Stated problem » From the listing below, pull out all lines with "Newer" in them.

Input material »
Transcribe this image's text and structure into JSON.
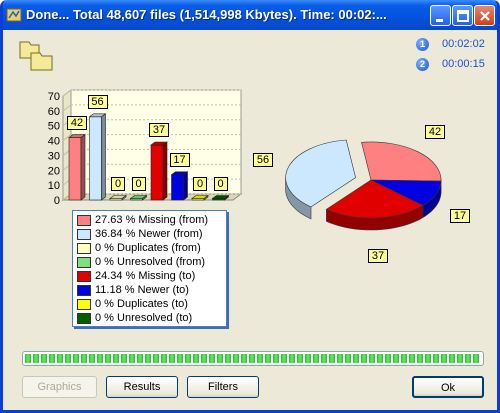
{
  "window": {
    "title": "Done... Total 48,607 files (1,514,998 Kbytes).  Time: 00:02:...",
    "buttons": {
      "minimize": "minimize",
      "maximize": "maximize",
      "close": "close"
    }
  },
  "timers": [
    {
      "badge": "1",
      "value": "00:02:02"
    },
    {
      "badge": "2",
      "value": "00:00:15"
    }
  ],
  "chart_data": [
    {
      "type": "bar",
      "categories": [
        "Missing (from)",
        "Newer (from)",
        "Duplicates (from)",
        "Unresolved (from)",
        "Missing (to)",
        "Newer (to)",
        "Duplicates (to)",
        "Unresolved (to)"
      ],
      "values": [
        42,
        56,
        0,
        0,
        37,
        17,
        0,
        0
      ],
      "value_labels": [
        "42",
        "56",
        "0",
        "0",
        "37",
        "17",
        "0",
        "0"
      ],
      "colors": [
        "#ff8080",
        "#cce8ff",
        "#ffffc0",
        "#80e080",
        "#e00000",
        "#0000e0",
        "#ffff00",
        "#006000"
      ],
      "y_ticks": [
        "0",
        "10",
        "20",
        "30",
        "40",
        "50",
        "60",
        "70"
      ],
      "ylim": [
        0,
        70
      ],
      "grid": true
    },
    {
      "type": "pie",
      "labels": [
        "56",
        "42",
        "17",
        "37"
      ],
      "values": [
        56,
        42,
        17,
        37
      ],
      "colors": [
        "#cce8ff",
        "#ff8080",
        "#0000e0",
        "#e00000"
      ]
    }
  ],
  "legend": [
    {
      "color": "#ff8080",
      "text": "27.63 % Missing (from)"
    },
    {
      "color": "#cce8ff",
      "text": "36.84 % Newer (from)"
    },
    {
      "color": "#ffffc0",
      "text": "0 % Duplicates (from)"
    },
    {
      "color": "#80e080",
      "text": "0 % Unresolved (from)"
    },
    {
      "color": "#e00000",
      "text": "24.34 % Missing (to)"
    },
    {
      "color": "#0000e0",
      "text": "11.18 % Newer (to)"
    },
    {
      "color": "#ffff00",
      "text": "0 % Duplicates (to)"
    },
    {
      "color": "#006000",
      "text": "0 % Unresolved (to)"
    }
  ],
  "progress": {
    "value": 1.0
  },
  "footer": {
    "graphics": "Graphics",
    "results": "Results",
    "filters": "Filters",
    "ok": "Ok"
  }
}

Result below »
        "Newer (from)",
        "Newer (to)",
      "text": "36.84 % Newer (from)"
      "text": "11.18 % Newer (to)"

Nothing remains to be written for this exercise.